_Reading text:_
******************************

# 1 gallon apple spice wine recipe????



## csypulski (Sep 24, 2022)

I am looking for a apple spice wine recipe that resembles apple pie. 


Thank you!


----------



## Jovimaple (Sep 24, 2022)

Whatever you do, go easy on the spice. I tried 2 sticks of cinnamon and 2 whole nutmegs in 1 gallon of apple wine while aging and it was gross.


----------



## BigDaveK (Sep 24, 2022)

Apple pie spice is generally cinnamon, nutmeg, allspice, ginger and/or cloves, don't know the ratios.
Spices and wine can be very tricky, like @Jovimaple suggested. You may have to experiment and hope for the best.

One possibility, you could put the spices in a drawstring tea bag and into secondary, test after a week or so. Add more spice or take it out depending what you think. Good luck!


----------



## Clover (Sep 26, 2022)

******************************

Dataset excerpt
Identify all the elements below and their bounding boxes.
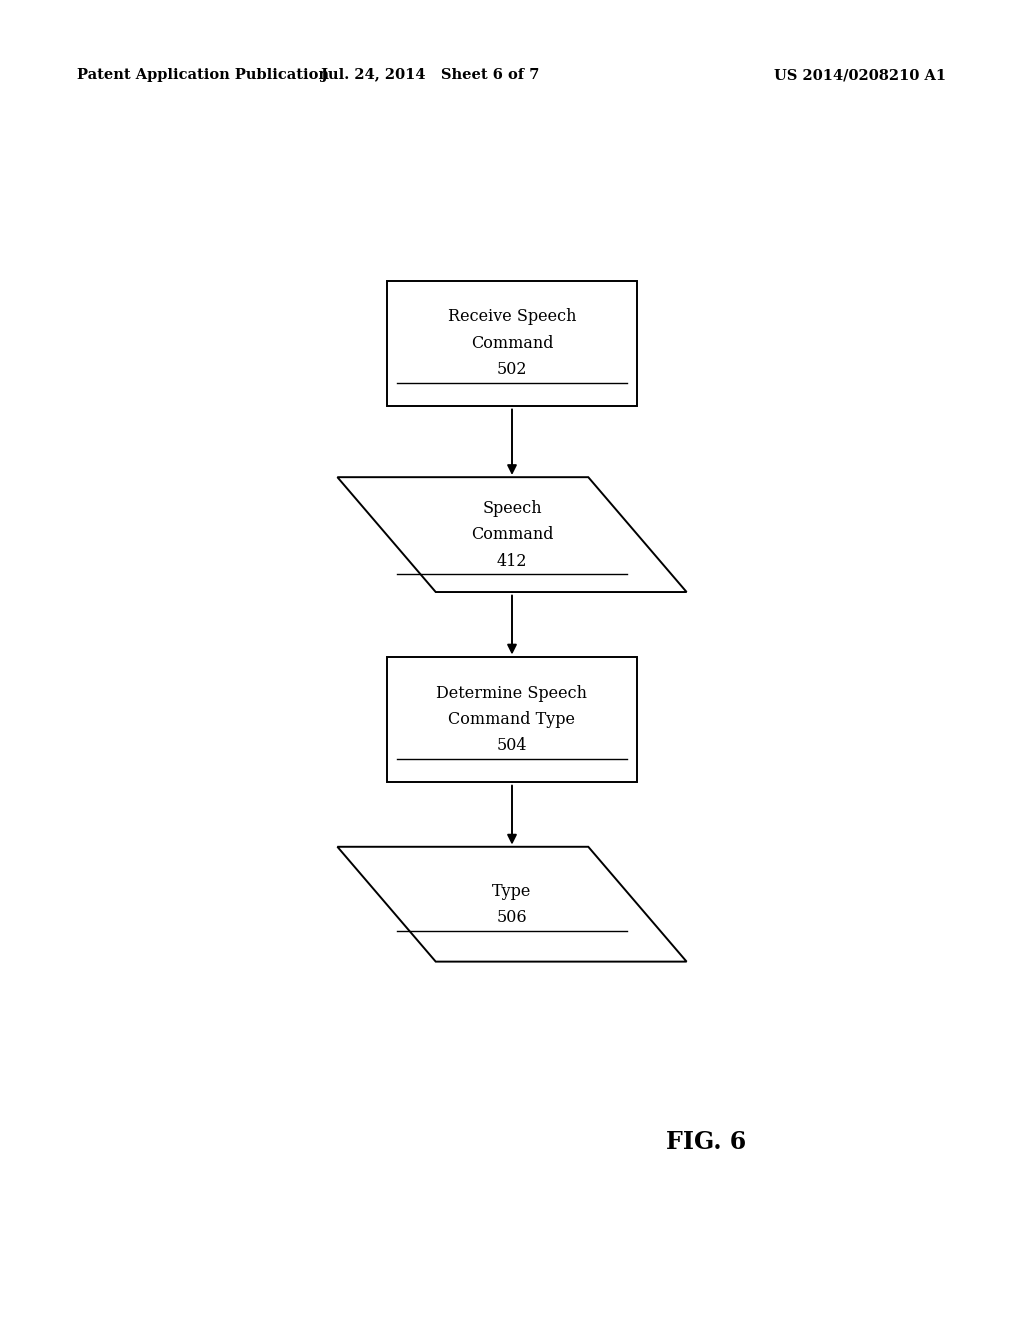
Text: Determine Speech: Determine Speech bbox=[436, 685, 588, 701]
Text: Jul. 24, 2014   Sheet 6 of 7: Jul. 24, 2014 Sheet 6 of 7 bbox=[321, 69, 540, 82]
Text: FIG. 6: FIG. 6 bbox=[667, 1130, 746, 1154]
Text: Receive Speech: Receive Speech bbox=[447, 309, 577, 325]
Text: US 2014/0208210 A1: US 2014/0208210 A1 bbox=[774, 69, 946, 82]
Text: 412: 412 bbox=[497, 553, 527, 569]
Text: Command: Command bbox=[471, 335, 553, 351]
Bar bbox=[387, 656, 637, 781]
Text: Command: Command bbox=[471, 527, 553, 543]
Polygon shape bbox=[338, 847, 687, 961]
Text: 506: 506 bbox=[497, 909, 527, 925]
Text: 504: 504 bbox=[497, 738, 527, 754]
Text: 502: 502 bbox=[497, 362, 527, 378]
Text: Command Type: Command Type bbox=[449, 711, 575, 727]
Bar bbox=[387, 281, 637, 407]
Text: Patent Application Publication: Patent Application Publication bbox=[77, 69, 329, 82]
Text: Type: Type bbox=[493, 883, 531, 899]
Text: Speech: Speech bbox=[482, 500, 542, 516]
Polygon shape bbox=[338, 478, 687, 591]
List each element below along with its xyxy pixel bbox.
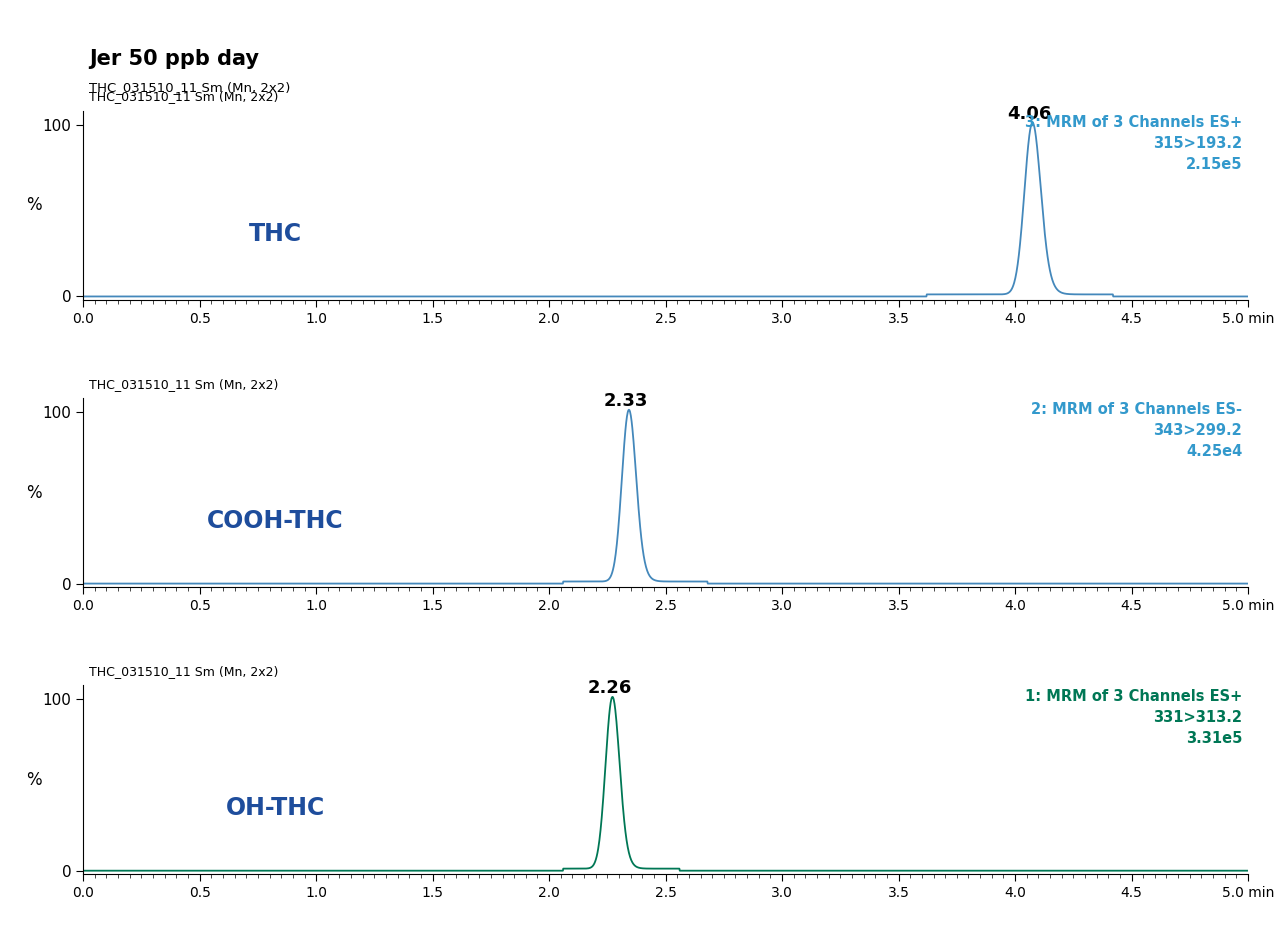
Text: 3: MRM of 3 Channels ES+
315>193.2
2.15e5: 3: MRM of 3 Channels ES+ 315>193.2 2.15e… <box>1025 115 1242 172</box>
Text: THC: THC <box>248 222 302 246</box>
Text: Jer 50 ppb day: Jer 50 ppb day <box>90 49 259 69</box>
Text: OH-THC: OH-THC <box>225 796 325 820</box>
Text: 2.26: 2.26 <box>588 679 632 697</box>
Text: 2.33: 2.33 <box>604 392 648 410</box>
Y-axis label: %: % <box>27 196 42 215</box>
Y-axis label: %: % <box>27 484 42 501</box>
Text: 1: MRM of 3 Channels ES+
331>313.2
3.31e5: 1: MRM of 3 Channels ES+ 331>313.2 3.31e… <box>1025 689 1242 746</box>
Text: 4.06: 4.06 <box>1007 105 1051 123</box>
Text: COOH-THC: COOH-THC <box>207 509 344 533</box>
Y-axis label: %: % <box>27 771 42 789</box>
Text: 2: MRM of 3 Channels ES-
343>299.2
4.25e4: 2: MRM of 3 Channels ES- 343>299.2 4.25e… <box>1032 401 1242 459</box>
Text: THC_031510_11 Sm (Mn, 2x2): THC_031510_11 Sm (Mn, 2x2) <box>90 81 291 94</box>
Text: THC_031510_11 Sm (Mn, 2x2): THC_031510_11 Sm (Mn, 2x2) <box>90 665 278 678</box>
Text: THC_031510_11 Sm (Mn, 2x2): THC_031510_11 Sm (Mn, 2x2) <box>90 377 278 390</box>
Text: THC_031510_11 Sm (Mn, 2x2): THC_031510_11 Sm (Mn, 2x2) <box>90 91 278 104</box>
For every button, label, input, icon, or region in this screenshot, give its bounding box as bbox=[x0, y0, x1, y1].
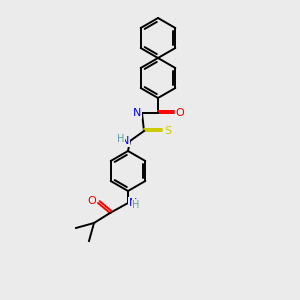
Text: O: O bbox=[88, 196, 96, 206]
Text: O: O bbox=[176, 108, 184, 118]
Text: H: H bbox=[132, 200, 140, 210]
Text: H: H bbox=[131, 107, 139, 117]
Text: S: S bbox=[164, 126, 172, 136]
Text: H: H bbox=[117, 134, 125, 144]
Text: N: N bbox=[133, 108, 141, 118]
Text: N: N bbox=[121, 136, 129, 146]
Text: N: N bbox=[129, 198, 137, 208]
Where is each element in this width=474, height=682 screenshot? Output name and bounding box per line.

******************************

_Exercise requirements:_
a. In the apple spice wine thread, list every spice that BigDaveK names as part of apple pie spice.
b. Continue the apple spice wine thread by writing the post that Clover contributes on Sep 26, 2022.
The records stand apart from the apple spice wine thread and are separate material.

_In response:_
a. Cinnamon, nutmeg, allspice, ginger, and cloves.

b.
I haven't tried to make a spiced apple wine yet, but I did make an outstanding spiced pumpkin wine using just 1 1/2 Tbs pumpkin pie spice in primary for my 1 gallon recipe. I also added sugar and chardonnay at 2 of the rackings, making it a sweet, spiced wine.


----------



## Ericphotoart (Sep 26, 2022)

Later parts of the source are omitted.